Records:
'''

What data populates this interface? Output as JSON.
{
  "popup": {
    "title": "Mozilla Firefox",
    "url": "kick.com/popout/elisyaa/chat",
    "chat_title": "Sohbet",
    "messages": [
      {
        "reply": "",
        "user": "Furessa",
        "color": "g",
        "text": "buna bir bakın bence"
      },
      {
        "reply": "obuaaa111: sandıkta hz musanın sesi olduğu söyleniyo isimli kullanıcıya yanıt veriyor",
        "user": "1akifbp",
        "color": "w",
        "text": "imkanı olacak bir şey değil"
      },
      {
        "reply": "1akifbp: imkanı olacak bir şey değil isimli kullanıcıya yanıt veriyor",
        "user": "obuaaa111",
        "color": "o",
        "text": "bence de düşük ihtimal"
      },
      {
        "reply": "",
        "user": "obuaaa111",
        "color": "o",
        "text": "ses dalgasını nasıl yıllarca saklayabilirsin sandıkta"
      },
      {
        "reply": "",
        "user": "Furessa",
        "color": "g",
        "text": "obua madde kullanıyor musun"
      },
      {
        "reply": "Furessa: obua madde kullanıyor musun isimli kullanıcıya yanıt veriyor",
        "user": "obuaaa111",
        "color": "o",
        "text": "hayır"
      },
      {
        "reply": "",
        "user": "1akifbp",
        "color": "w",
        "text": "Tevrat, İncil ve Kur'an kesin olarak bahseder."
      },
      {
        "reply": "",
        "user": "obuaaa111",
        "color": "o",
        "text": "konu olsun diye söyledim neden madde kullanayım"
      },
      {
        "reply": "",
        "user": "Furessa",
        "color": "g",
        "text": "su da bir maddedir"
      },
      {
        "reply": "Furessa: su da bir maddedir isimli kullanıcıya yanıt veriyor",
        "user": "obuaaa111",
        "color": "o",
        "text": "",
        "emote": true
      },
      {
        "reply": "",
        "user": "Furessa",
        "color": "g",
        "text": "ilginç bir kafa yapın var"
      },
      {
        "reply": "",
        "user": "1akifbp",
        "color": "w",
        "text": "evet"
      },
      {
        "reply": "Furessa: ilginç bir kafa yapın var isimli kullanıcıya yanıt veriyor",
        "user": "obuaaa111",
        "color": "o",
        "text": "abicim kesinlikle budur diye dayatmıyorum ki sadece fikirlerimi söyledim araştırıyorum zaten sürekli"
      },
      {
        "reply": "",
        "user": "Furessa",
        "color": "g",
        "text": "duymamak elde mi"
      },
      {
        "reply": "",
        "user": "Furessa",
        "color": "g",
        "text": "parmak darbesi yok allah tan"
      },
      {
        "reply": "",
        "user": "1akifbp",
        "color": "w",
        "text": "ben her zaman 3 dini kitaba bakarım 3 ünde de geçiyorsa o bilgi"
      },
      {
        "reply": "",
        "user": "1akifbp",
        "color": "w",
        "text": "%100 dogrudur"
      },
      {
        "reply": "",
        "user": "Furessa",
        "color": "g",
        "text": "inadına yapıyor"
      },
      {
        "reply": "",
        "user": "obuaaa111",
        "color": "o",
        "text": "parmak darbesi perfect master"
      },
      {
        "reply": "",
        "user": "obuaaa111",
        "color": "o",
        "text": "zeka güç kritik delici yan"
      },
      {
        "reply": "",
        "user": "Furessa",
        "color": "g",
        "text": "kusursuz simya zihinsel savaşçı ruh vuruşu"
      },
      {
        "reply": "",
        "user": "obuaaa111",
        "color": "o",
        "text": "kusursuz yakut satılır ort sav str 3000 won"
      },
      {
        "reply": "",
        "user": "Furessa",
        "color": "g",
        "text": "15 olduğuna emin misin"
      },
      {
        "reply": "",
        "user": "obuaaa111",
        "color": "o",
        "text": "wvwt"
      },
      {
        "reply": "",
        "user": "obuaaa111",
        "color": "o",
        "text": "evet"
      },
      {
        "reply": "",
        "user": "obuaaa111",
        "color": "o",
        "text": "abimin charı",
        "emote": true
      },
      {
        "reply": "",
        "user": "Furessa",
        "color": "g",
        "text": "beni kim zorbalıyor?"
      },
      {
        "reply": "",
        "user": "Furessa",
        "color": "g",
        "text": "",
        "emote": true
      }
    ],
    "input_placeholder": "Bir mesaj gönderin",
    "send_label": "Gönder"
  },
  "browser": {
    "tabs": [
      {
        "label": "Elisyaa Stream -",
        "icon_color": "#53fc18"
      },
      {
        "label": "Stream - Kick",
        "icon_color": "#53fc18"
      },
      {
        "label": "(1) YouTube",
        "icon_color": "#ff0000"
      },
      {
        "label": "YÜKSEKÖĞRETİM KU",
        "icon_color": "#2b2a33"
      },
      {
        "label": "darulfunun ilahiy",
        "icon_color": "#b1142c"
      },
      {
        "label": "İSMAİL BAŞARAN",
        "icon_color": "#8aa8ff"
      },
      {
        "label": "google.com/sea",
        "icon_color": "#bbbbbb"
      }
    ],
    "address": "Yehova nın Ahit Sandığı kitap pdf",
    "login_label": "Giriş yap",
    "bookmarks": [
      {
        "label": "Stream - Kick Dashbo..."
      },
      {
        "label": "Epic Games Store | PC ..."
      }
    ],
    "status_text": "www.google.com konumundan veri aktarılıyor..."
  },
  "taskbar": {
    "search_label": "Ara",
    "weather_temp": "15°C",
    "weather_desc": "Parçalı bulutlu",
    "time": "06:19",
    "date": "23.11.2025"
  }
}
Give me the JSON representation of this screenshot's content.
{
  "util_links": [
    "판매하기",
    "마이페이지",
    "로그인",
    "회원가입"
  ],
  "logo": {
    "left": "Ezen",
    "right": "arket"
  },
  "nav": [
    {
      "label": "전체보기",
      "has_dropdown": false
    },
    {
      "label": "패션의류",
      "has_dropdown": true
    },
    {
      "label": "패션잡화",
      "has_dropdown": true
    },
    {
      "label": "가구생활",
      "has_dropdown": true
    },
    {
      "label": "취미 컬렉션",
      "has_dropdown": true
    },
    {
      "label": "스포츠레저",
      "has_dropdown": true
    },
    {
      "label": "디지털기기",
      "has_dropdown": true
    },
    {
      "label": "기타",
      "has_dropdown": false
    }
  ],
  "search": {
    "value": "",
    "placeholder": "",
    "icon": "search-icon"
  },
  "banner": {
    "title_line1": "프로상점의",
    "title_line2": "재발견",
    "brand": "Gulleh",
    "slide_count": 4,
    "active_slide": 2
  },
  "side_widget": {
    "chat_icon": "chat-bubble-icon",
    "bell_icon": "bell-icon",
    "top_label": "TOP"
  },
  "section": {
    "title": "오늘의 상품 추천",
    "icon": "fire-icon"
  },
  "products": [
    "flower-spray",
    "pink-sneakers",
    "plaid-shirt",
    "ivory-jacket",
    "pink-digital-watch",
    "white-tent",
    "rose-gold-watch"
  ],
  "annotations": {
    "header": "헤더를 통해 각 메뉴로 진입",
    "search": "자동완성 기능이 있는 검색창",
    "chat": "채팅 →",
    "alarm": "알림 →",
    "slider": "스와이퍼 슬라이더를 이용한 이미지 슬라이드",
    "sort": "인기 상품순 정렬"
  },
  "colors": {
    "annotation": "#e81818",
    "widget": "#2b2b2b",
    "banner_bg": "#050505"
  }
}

'''

## Written request
Go through the data and return every record exactly.

## Worked answer
What data populates this interface? Output as JSON.
{
  "popup": {
    "title": "Mozilla Firefox",
    "url": "kick.com/popout/elisyaa/chat",
    "chat_title": "Sohbet",
    "messages": [
      {
        "reply": "",
        "user": "Furessa",
        "color": "g",
        "text": "buna bir bakın bence"
      },
      {
        "reply": "obuaaa111: sandıkta hz musanın sesi olduğu söyleniyo isimli kullanıcıya yanıt veriyor",
        "user": "1akifbp",
        "color": "w",
        "text": "imkanı olacak bir şey değil"
      },
      {
        "reply": "1akifbp: imkanı olacak bir şey değil isimli kullanıcıya yanıt veriyor",
        "user": "obuaaa111",
        "color": "o",
        "text": "bence de düşük ihtimal"
      },
      {
        "reply": "",
        "user": "obuaaa111",
        "color": "o",
        "text": "ses dalgasını nasıl yıllarca saklayabilirsin sandıkta"
      },
      {
        "reply": "",
        "user": "Furessa",
        "color": "g",
        "text": "obua madde kullanıyor musun"
      },
      {
        "reply": "Furessa: obua madde kullanıyor musun isimli kullanıcıya yanıt veriyor",
        "user": "obuaaa111",
        "color": "o",
        "text": "hayır"
      },
      {
        "reply": "",
        "user": "1akifbp",
        "color": "w",
        "text": "Tevrat, İncil ve Kur'an kesin olarak bahseder."
      },
      {
        "reply": "",
        "user": "obuaaa111",
        "color": "o",
        "text": "konu olsun diye söyledim neden madde kullanayım"
      },
      {
        "reply": "",
        "user": "Furessa",
        "color": "g",
        "text": "su da bir maddedir"
      },
      {
        "reply": "Furessa: su da bir maddedir isimli kullanıcıya yanıt veriyor",
        "user": "obuaaa111",
        "color": "o",
        "text": "",
        "emote": true
      },
      {
        "reply": "",
        "user": "Furessa",
        "color": "g",
        "text": "ilginç bir kafa yapın var"
      },
      {
        "reply": "",
        "user": "1akifbp",
        "color": "w",
        "text": "evet"
      },
      {
        "reply": "Furessa: ilginç bir kafa yapın var isimli kullanıcıya yanıt veriyor",
        "user": "obuaaa111",
        "color": "o",
        "text": "abicim kesinlikle budur diye dayatmıyorum ki sadece fikirlerimi söyledim araştırıyorum zaten sürekli"
      },
      {
        "reply": "",
        "user": "Furessa",
        "color": "g",
        "text": "duymamak elde mi"
      },
      {
        "reply": "",
        "user": "Furessa",
        "color": "g",
        "text": "parmak darbesi yok allah tan"
      },
      {
        "reply": "",
        "user": "1akifbp",
        "color": "w",
        "text": "ben her zaman 3 dini kitaba bakarım 3 ünde de geçiyorsa o bilgi"
      },
      {
        "reply": "",
        "user": "1akifbp",
        "color": "w",
        "text": "%100 dogrudur"
      },
      {
        "reply": "",
        "user": "Furessa",
        "color": "g",
        "text": "inadına yapıyor"
      },
      {
        "reply": "",
        "user": "obuaaa111",
        "color": "o",
        "text": "parmak darbesi perfect master"
      },
      {
        "reply": "",
        "user": "obuaaa111",
        "color": "o",
        "text": "zeka güç kritik delici yan"
      },
      {
        "reply": "",
        "user": "Furessa",
        "color": "g",
        "text": "kusursuz simya zihinsel savaşçı ruh vuruşu"
      },
      {
        "reply": "",
        "user": "obuaaa111",
        "color": "o",
        "text": "kusursuz yakut satılır ort sav str 3000 won"
      },
      {
        "reply": "",
        "user": "Furessa",
        "color": "g",
        "text": "15 olduğuna emin misin"
      },
      {
        "reply": "",
        "user": "obuaaa111",
        "color": "o",
        "text": "wvwt"
      },
      {
        "reply": "",
        "user": "obuaaa111",
        "color": "o",
        "text": "evet"
      },
      {
        "reply": "",
        "user": "obuaaa111",
        "color": "o",
        "text": "abimin charı",
        "emote": true
      },
      {
        "reply": "",
        "user": "Furessa",
        "color": "g",
        "text": "beni kim zorbalıyor?"
      },
      {
        "reply": "",
        "user": "Furessa",
        "color": "g",
        "text": "",
        "emote": true
      }
    ],
    "input_placeholder": "Bir mesaj gönderin",
    "send_label": "Gönder"
  },
  "browser": {
    "tabs": [
      {
        "label": "Elisyaa Stream -",
        "icon_color": "#53fc18"
      },
      {
        "label": "Stream - Kick",
        "icon_color": "#53fc18"
      },
      {
        "label": "(1) YouTube",
        "icon_color": "#ff0000"
      },
      {
        "label": "YÜKSEKÖĞRETİM KU",
        "icon_color": "#2b2a33"
      },
      {
        "label": "darulfunun ilahiy",
        "icon_color": "#b1142c"
      },
      {
        "label": "İSMAİL BAŞARAN",
        "icon_color": "#8aa8ff"
      },
      {
        "label": "google.com/sea",
        "icon_color": "#bbbbbb"
      }
    ],
    "address": "Yehova nın Ahit Sandığı kitap pdf",
    "login_label": "Giriş yap",
    "bookmarks": [
      {
        "label": "Stream - Kick Dashbo..."
      },
      {
        "label": "Epic Games Store | PC ..."
      }
    ],
    "status_text": "www.google.com konumundan veri aktarılıyor..."
  },
  "taskbar": {
    "search_label": "Ara",
    "weather_temp": "15°C",
    "weather_desc": "Parçalı bulutlu",
    "time": "06:19",
    "date": "23.11.2025"
  }
}
Give me the JSON representation of this screenshot's content.
{
  "util_links": [
    "판매하기",
    "마이페이지",
    "로그인",
    "회원가입"
  ],
  "logo": {
    "left": "Ezen",
    "right": "arket"
  },
  "nav": [
    {
      "label": "전체보기",
      "has_dropdown": false
    },
    {
      "label": "패션의류",
      "has_dropdown": true
    },
    {
      "label": "패션잡화",
      "has_dropdown": true
    },
    {
      "label": "가구생활",
      "has_dropdown": true
    },
    {
      "label": "취미 컬렉션",
      "has_dropdown": true
    },
    {
      "label": "스포츠레저",
      "has_dropdown": true
    },
    {
      "label": "디지털기기",
      "has_dropdown": true
    },
    {
      "label": "기타",
      "has_dropdown": false
    }
  ],
  "search": {
    "value": "",
    "placeholder": "",
    "icon": "search-icon"
  },
  "banner": {
    "title_line1": "프로상점의",
    "title_line2": "재발견",
    "brand": "Gulleh",
    "slide_count": 4,
    "active_slide": 2
  },
  "side_widget": {
    "chat_icon": "chat-bubble-icon",
    "bell_icon": "bell-icon",
    "top_label": "TOP"
  },
  "section": {
    "title": "오늘의 상품 추천",
    "icon": "fire-icon"
  },
  "products": [
    "flower-spray",
    "pink-sneakers",
    "plaid-shirt",
    "ivory-jacket",
    "pink-digital-watch",
    "white-tent",
    "rose-gold-watch"
  ],
  "annotations": {
    "header": "헤더를 통해 각 메뉴로 진입",
    "search": "자동완성 기능이 있는 검색창",
    "chat": "채팅 →",
    "alarm": "알림 →",
    "slider": "스와이퍼 슬라이더를 이용한 이미지 슬라이드",
    "sort": "인기 상품순 정렬"
  },
  "colors": {
    "annotation": "#e81818",
    "widget": "#2b2b2b",
    "banner_bg": "#050505"
  }
}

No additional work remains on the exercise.